**PROBLEM TO SOLVE:** Copy down every line where the string "śmierci" shows up.

**INPUT ROWS:**
━━━━━━━━━━━━━━━━━━━━━━━━━━━━━━
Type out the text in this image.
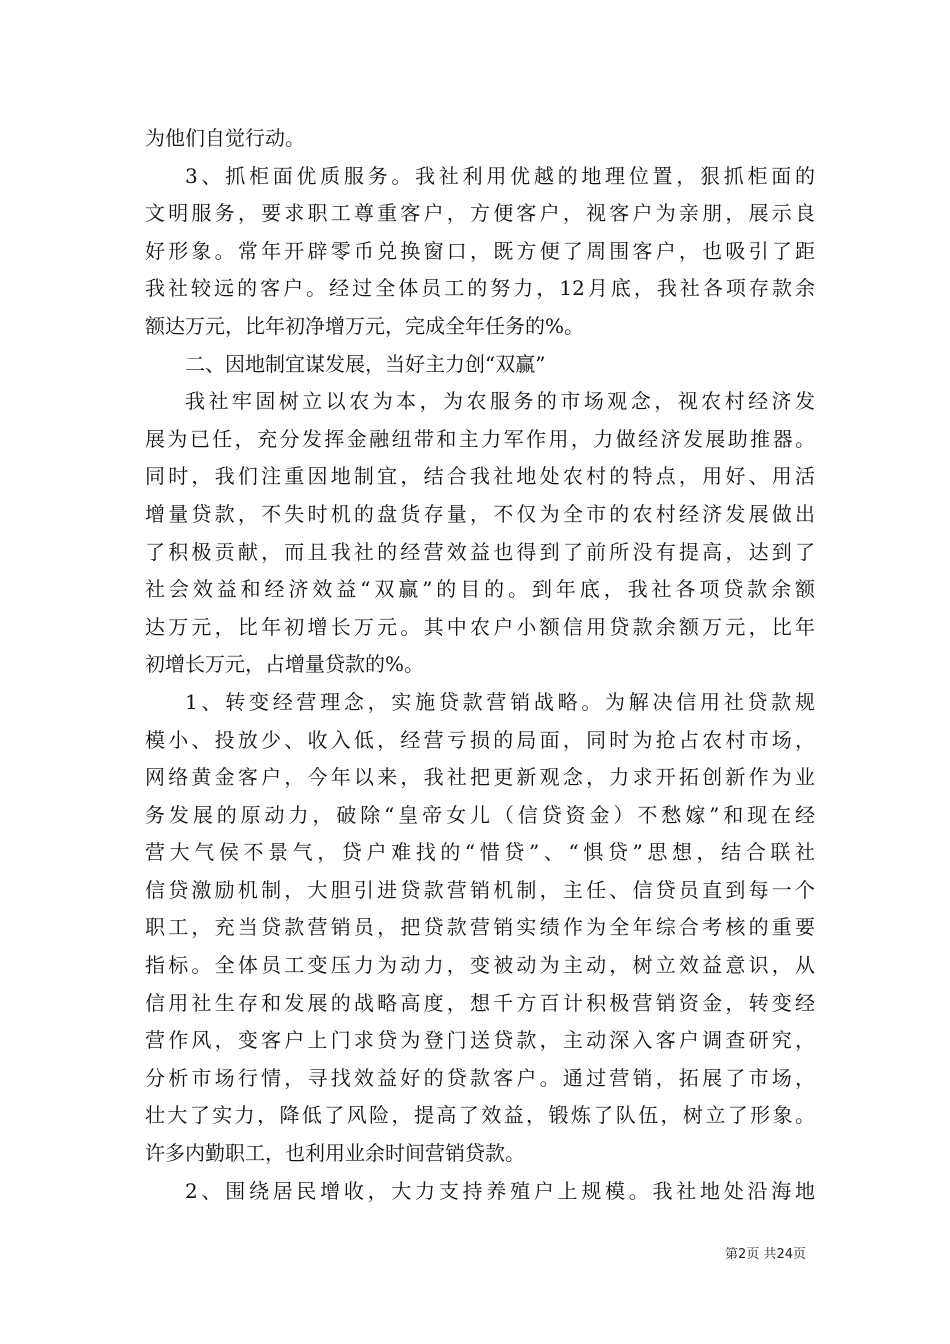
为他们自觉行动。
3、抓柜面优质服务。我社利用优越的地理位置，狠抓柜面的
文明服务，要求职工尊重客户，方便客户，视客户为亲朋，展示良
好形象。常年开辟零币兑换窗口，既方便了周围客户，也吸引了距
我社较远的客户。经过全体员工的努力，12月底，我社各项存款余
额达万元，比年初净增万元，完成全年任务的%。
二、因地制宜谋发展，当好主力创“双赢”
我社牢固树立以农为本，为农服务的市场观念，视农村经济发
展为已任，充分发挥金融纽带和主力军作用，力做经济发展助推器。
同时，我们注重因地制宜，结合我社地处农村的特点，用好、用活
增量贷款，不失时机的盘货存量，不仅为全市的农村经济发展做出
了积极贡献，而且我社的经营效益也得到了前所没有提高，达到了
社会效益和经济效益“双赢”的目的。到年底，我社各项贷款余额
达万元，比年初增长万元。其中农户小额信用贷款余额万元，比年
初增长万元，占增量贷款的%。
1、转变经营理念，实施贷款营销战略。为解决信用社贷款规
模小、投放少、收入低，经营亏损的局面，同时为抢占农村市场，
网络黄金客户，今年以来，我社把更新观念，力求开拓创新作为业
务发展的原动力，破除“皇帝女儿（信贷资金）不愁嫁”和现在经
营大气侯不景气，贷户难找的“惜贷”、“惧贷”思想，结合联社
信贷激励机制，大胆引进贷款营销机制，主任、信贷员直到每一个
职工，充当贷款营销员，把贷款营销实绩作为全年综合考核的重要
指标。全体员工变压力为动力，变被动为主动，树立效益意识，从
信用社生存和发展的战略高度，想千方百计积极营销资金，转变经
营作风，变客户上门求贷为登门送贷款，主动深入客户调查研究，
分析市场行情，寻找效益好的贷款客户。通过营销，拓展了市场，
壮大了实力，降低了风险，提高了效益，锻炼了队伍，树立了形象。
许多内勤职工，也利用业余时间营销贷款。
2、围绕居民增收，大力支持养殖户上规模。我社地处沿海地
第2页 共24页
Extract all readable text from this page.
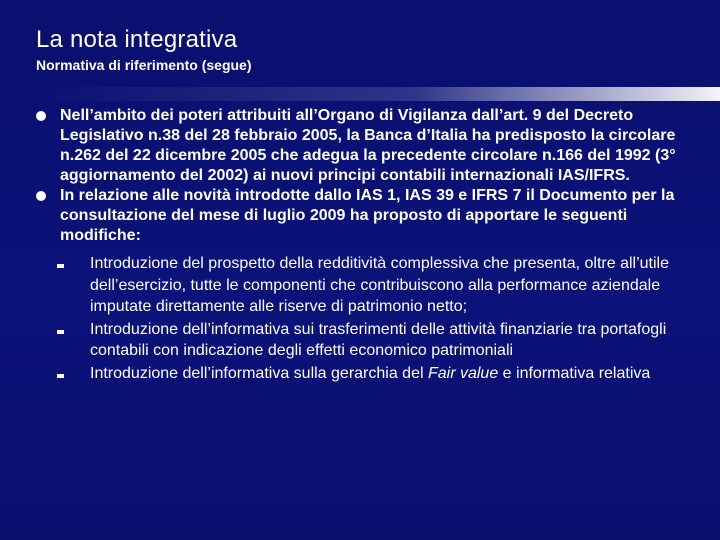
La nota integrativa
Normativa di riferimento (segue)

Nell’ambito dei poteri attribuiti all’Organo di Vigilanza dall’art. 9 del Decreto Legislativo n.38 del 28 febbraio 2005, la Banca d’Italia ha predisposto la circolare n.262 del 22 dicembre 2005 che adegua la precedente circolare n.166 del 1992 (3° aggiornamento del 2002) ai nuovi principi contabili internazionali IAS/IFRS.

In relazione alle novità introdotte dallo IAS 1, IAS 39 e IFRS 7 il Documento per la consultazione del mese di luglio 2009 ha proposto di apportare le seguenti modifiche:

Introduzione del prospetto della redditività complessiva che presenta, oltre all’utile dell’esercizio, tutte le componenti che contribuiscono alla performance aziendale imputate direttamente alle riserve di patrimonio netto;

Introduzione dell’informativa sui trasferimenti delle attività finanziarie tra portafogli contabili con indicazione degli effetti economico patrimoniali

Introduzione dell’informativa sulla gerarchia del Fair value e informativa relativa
━━━━━━━━━━━━━━━━━━━━━━━━━━━━━━
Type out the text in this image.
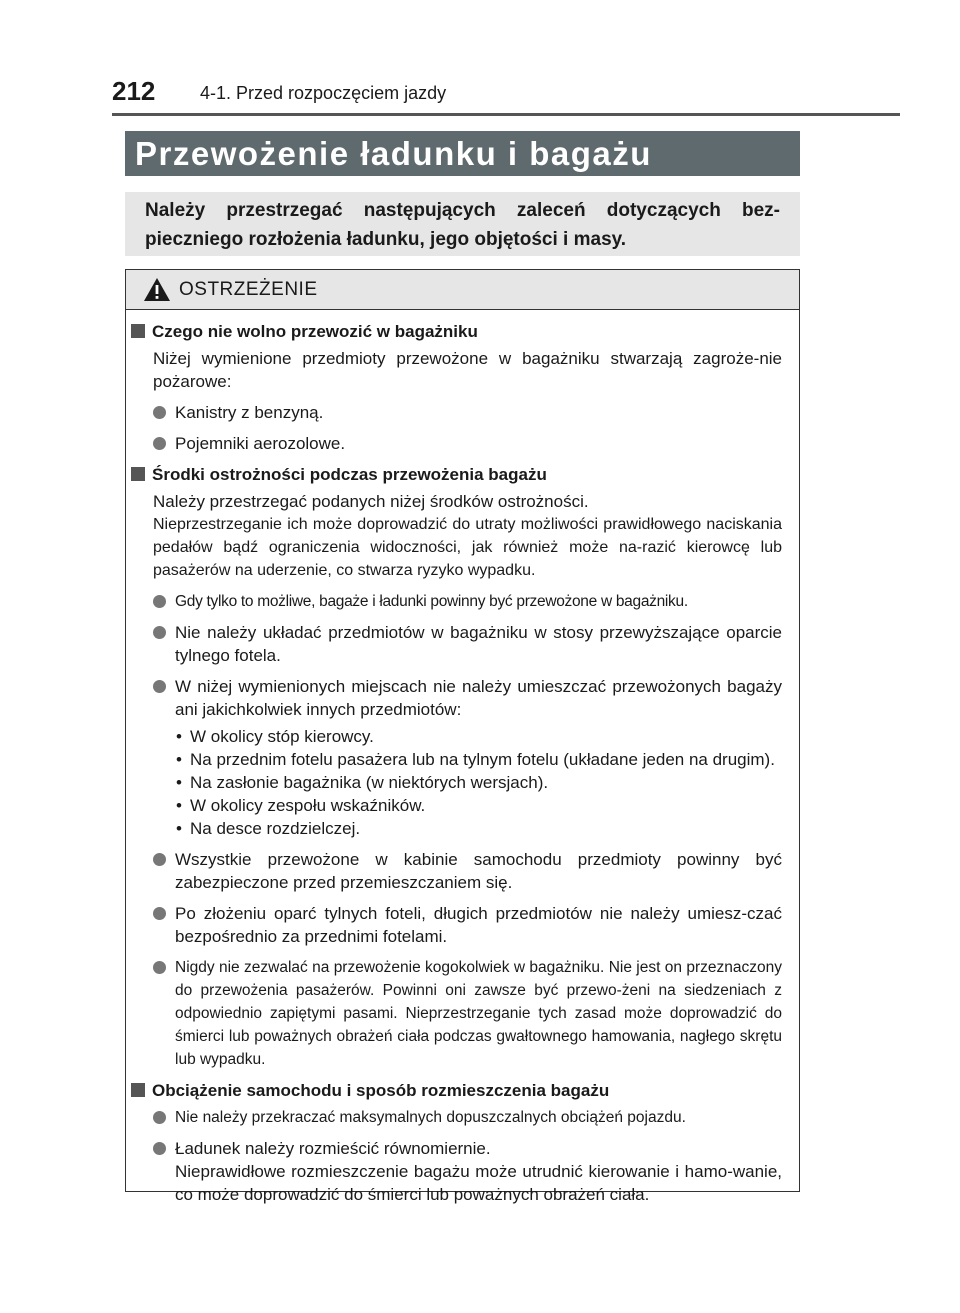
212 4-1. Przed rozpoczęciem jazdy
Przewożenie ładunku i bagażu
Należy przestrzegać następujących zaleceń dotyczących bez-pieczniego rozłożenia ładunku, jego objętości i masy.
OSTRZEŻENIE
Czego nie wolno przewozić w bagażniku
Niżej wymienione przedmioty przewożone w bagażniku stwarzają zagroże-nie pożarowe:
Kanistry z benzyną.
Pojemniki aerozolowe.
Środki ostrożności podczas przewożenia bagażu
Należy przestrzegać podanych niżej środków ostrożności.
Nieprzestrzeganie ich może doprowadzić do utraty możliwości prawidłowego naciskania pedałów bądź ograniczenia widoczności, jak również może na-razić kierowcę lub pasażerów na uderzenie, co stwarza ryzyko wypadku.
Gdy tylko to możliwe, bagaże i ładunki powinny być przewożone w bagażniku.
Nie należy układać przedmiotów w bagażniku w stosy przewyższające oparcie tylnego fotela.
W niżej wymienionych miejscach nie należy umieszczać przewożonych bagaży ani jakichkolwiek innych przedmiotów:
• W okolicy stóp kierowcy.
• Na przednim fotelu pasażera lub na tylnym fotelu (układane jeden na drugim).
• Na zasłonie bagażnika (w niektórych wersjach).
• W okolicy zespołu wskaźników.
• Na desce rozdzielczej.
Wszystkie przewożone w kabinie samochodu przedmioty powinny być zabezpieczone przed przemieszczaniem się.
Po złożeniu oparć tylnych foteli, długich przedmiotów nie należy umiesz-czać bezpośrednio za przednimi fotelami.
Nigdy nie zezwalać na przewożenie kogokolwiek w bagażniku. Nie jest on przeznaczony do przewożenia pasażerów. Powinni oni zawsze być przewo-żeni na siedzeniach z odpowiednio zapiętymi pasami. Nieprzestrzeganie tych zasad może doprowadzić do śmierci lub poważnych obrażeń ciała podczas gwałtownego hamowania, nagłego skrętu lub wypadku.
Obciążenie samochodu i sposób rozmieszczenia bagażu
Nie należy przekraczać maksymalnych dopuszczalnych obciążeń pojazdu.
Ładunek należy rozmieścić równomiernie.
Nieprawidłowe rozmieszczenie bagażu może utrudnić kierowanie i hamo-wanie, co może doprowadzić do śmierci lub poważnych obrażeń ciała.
━━━━━━━━━━━━━━━━━━━━━━━━━━━━━━
**FULL ANSWER:**
Nigdy nie zezwalać na przewożenie kogokolwiek w bagażniku. Nie jest on przeznaczony do przewożenia pasażerów. Powinni oni zawsze być przewo-żeni na siedzeniach z odpowiednio zapiętymi pasami. Nieprzestrzeganie tych zasad może doprowadzić do śmierci lub poważnych obrażeń ciała podczas gwałtownego hamowania, nagłego skrętu lub wypadku.
Nieprawidłowe rozmieszczenie bagażu może utrudnić kierowanie i hamo-wanie, co może doprowadzić do śmierci lub poważnych obrażeń ciała.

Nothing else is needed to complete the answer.